## Problem:
In the data that follows, count each line holding the string "ylabel"; answer with the number only.
▼
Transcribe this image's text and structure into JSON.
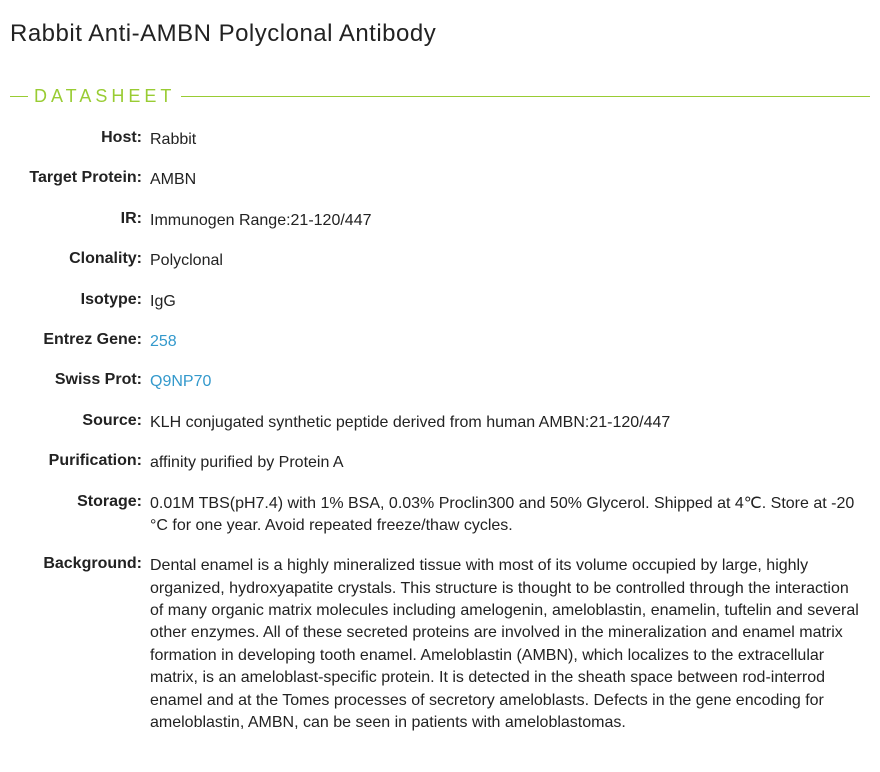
{
  "title": "Rabbit  Anti-AMBN Polyclonal Antibody",
  "section_header": "DATASHEET",
  "rows": {
    "host": {
      "label": "Host:",
      "value": "Rabbit"
    },
    "target_protein": {
      "label": "Target Protein:",
      "value": "AMBN"
    },
    "ir": {
      "label": "IR:",
      "value": "Immunogen Range:21-120/447"
    },
    "clonality": {
      "label": "Clonality:",
      "value": "Polyclonal"
    },
    "isotype": {
      "label": "Isotype:",
      "value": "IgG"
    },
    "entrez_gene": {
      "label": "Entrez Gene:",
      "value": "258"
    },
    "swiss_prot": {
      "label": "Swiss Prot:",
      "value": "Q9NP70"
    },
    "source": {
      "label": "Source:",
      "value": "KLH conjugated synthetic peptide derived from human AMBN:21-120/447"
    },
    "purification": {
      "label": "Purification:",
      "value": "affinity purified by Protein A"
    },
    "storage": {
      "label": "Storage:",
      "value": "0.01M TBS(pH7.4) with 1% BSA, 0.03% Proclin300 and 50% Glycerol. Shipped at 4℃. Store at -20 °C for one year. Avoid repeated freeze/thaw cycles."
    },
    "background": {
      "label": "Background:",
      "value": "Dental enamel is a highly mineralized tissue with most of its volume occupied by large, highly organized, hydroxyapatite crystals. This structure is thought to be controlled through the interaction of many organic matrix molecules including amelogenin, ameloblastin, enamelin, tuftelin and several other enzymes. All of these secreted proteins are involved in the mineralization and enamel matrix formation in developing tooth enamel. Ameloblastin (AMBN), which localizes to the extracellular matrix, is an ameloblast-specific protein. It is detected in the sheath space between rod-interrod enamel and at the Tomes processes of secretory ameloblasts. Defects in the gene encoding for ameloblastin, AMBN, can be seen in patients with ameloblastomas."
    }
  },
  "colors": {
    "accent": "#99cc33",
    "link": "#3399cc",
    "text": "#222222",
    "background": "#ffffff"
  }
}
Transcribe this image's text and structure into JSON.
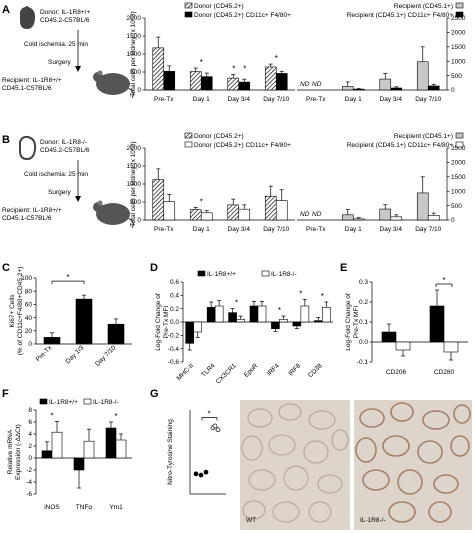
{
  "panels": {
    "A": {
      "letter": "A",
      "donor": "Donor: IL-1R8+/+",
      "donor_strain": "CD45.2-C57BL/6",
      "ischemia": "Cold ischemia: 25 min",
      "surgery": "Surgery",
      "recipient": "Recipient: IL-1R8+/+",
      "recipient_strain": "CD45.1-C57BL/6"
    },
    "B": {
      "letter": "B",
      "donor": "Donor: IL-1R8-/-",
      "donor_strain": "CD45.2-C57BL/6",
      "ischemia": "Cold ischemia: 25 min",
      "surgery": "Surgery",
      "recipient": "Recipient: IL-1R8+/+",
      "recipient_strain": "CD45.1-C57BL/6"
    },
    "C": {
      "letter": "C"
    },
    "D": {
      "letter": "D"
    },
    "E": {
      "letter": "E"
    },
    "F": {
      "letter": "F"
    },
    "G": {
      "letter": "G",
      "img_wt": "WT",
      "img_ko": "IL-1R8-/-"
    }
  },
  "colors": {
    "black": "#000000",
    "grey": "#c8c8c8",
    "white": "#ffffff",
    "tissue": "#ddd5cb"
  },
  "chart_data": [
    {
      "id": "A-donor",
      "type": "bar",
      "categories": [
        "Pre-Tx",
        "Day 1",
        "Day 3/4",
        "Day 7/10"
      ],
      "ylabel": "Total cells per kidney (x 10^3)",
      "ylim": [
        0,
        2000
      ],
      "legend": "top",
      "series": [
        {
          "name": "Donor (CD45.2+)",
          "values": [
            1170,
            510,
            330,
            640
          ],
          "err": [
            300,
            100,
            100,
            80
          ]
        },
        {
          "name": "Donor (CD45.2+) CD11c+ F4/80+",
          "values": [
            520,
            370,
            220,
            460
          ],
          "err": [
            150,
            100,
            80,
            60
          ]
        }
      ],
      "annotations": [
        "*",
        "*",
        "*",
        "*",
        "*"
      ]
    },
    {
      "id": "A-recipient",
      "type": "bar",
      "categories": [
        "Pre-Tx",
        "Day 1",
        "Day 3/4",
        "Day 7/10"
      ],
      "ylim": [
        0,
        2500
      ],
      "yticks": [
        0,
        500,
        1000,
        1500,
        2000,
        2500
      ],
      "legend": "top",
      "series": [
        {
          "name": "Recipient (CD45.1+)",
          "values": [
            0,
            120,
            380,
            980
          ],
          "err": [
            0,
            160,
            200,
            520
          ]
        },
        {
          "name": "Recipient (CD45.1+) CD11c+ F4/80+",
          "values": [
            0,
            30,
            70,
            140
          ],
          "err": [
            0,
            20,
            40,
            60
          ]
        }
      ],
      "labels": [
        "ND",
        "ND"
      ]
    },
    {
      "id": "B-donor",
      "type": "bar",
      "categories": [
        "Pre-Tx",
        "Day 1",
        "Day 3/4",
        "Day 7/10"
      ],
      "ylabel": "Total cells per kidney (x 10^3)",
      "ylim": [
        0,
        2000
      ],
      "legend": "top",
      "series": [
        {
          "name": "Donor (CD45.2+)",
          "values": [
            1120,
            290,
            420,
            660
          ],
          "err": [
            300,
            60,
            160,
            280
          ]
        },
        {
          "name": "Donor (CD45.2+) CD11c+ F4/80+",
          "values": [
            510,
            200,
            300,
            540
          ],
          "err": [
            200,
            60,
            120,
            300
          ]
        }
      ],
      "annotations": [
        "*"
      ]
    },
    {
      "id": "B-recipient",
      "type": "bar",
      "categories": [
        "Pre-Tx",
        "Day 1",
        "Day 3/4",
        "Day 7/10"
      ],
      "ylim": [
        0,
        2500
      ],
      "yticks": [
        0,
        500,
        1000,
        1500,
        2000,
        2500
      ],
      "legend": "top",
      "series": [
        {
          "name": "Recipient (CD45.1+)",
          "values": [
            0,
            180,
            380,
            940
          ],
          "err": [
            0,
            180,
            150,
            560
          ]
        },
        {
          "name": "Recipient (CD45.1+) CD11c+ F4/80+",
          "values": [
            0,
            40,
            110,
            160
          ],
          "err": [
            0,
            40,
            70,
            80
          ]
        }
      ],
      "labels": [
        "ND",
        "ND"
      ]
    },
    {
      "id": "C",
      "type": "bar",
      "categories": [
        "Pre-Tx",
        "Day 1/3",
        "Day 7/10"
      ],
      "values": [
        10,
        68,
        30
      ],
      "err": [
        7,
        6,
        8
      ],
      "ylabel": "Ki67+ Cells (% of CD11c+F4/80+CD45.2+)",
      "ylim": [
        0,
        100
      ],
      "annotations": [
        "*"
      ]
    },
    {
      "id": "D",
      "type": "bar",
      "categories": [
        "MHC-II",
        "TLR4",
        "CX3CR1",
        "EpoR",
        "IRF4",
        "IRF8",
        "CD38"
      ],
      "ylabel": "Log-Fold Change of Pre-Tx MFI",
      "ylim": [
        -0.6,
        0.6
      ],
      "yticks": [
        -0.6,
        -0.4,
        -0.2,
        0.0,
        0.2,
        0.4,
        0.6
      ],
      "legend": "top",
      "series": [
        {
          "name": "IL-1R8+/+",
          "values": [
            -0.32,
            0.22,
            0.14,
            0.24,
            -0.1,
            -0.06,
            0.02
          ],
          "err": [
            0.1,
            0.08,
            0.06,
            0.07,
            0.04,
            0.04,
            0.05
          ]
        },
        {
          "name": "IL-1R8-/-",
          "values": [
            -0.15,
            0.24,
            0.04,
            0.24,
            0.04,
            0.24,
            0.22
          ],
          "err": [
            0.08,
            0.08,
            0.05,
            0.07,
            0.05,
            0.1,
            0.08
          ]
        }
      ],
      "annotations": [
        "*",
        "*",
        "*",
        "*"
      ]
    },
    {
      "id": "E",
      "type": "bar",
      "categories": [
        "CD206",
        "CD280"
      ],
      "ylabel": "Log-Fold Change of Pre-Tx MFI",
      "ylim": [
        -0.1,
        0.3
      ],
      "yticks": [
        -0.1,
        0.0,
        0.1,
        0.2,
        0.3
      ],
      "series": [
        {
          "name": "IL-1R8+/+",
          "values": [
            0.05,
            0.18
          ],
          "err": [
            0.04,
            0.08
          ]
        },
        {
          "name": "IL-1R8-/-",
          "values": [
            -0.04,
            -0.05
          ],
          "err": [
            0.03,
            0.04
          ]
        }
      ],
      "annotations": [
        "*"
      ]
    },
    {
      "id": "F",
      "type": "bar",
      "categories": [
        "iNOS",
        "TNFα",
        "Ym1"
      ],
      "ylabel": "Relative mRNA Expression (-ΔΔCt)",
      "ylim": [
        -6,
        8
      ],
      "yticks": [
        -6,
        -4,
        -2,
        0,
        2,
        4,
        6,
        8
      ],
      "legend": "top",
      "series": [
        {
          "name": "IL-1R8+/+",
          "values": [
            1.2,
            -2.0,
            5.0
          ],
          "err": [
            1.5,
            3.0,
            1.0
          ]
        },
        {
          "name": "IL-1R8-/-",
          "values": [
            4.3,
            2.8,
            3.0
          ],
          "err": [
            1.8,
            2.0,
            1.0
          ]
        }
      ],
      "annotations": [
        "*",
        "*"
      ]
    },
    {
      "id": "G",
      "type": "scatter",
      "ylabel": "Nitro-Tyrosine Staining",
      "series": [
        {
          "name": "WT",
          "points": [
            0.48,
            0.45,
            0.52
          ]
        },
        {
          "name": "IL-1R8-/-",
          "points": [
            1.58,
            1.53,
            1.62
          ]
        }
      ],
      "annotations": [
        "*"
      ]
    }
  ]
}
▲
## Problem solution:
7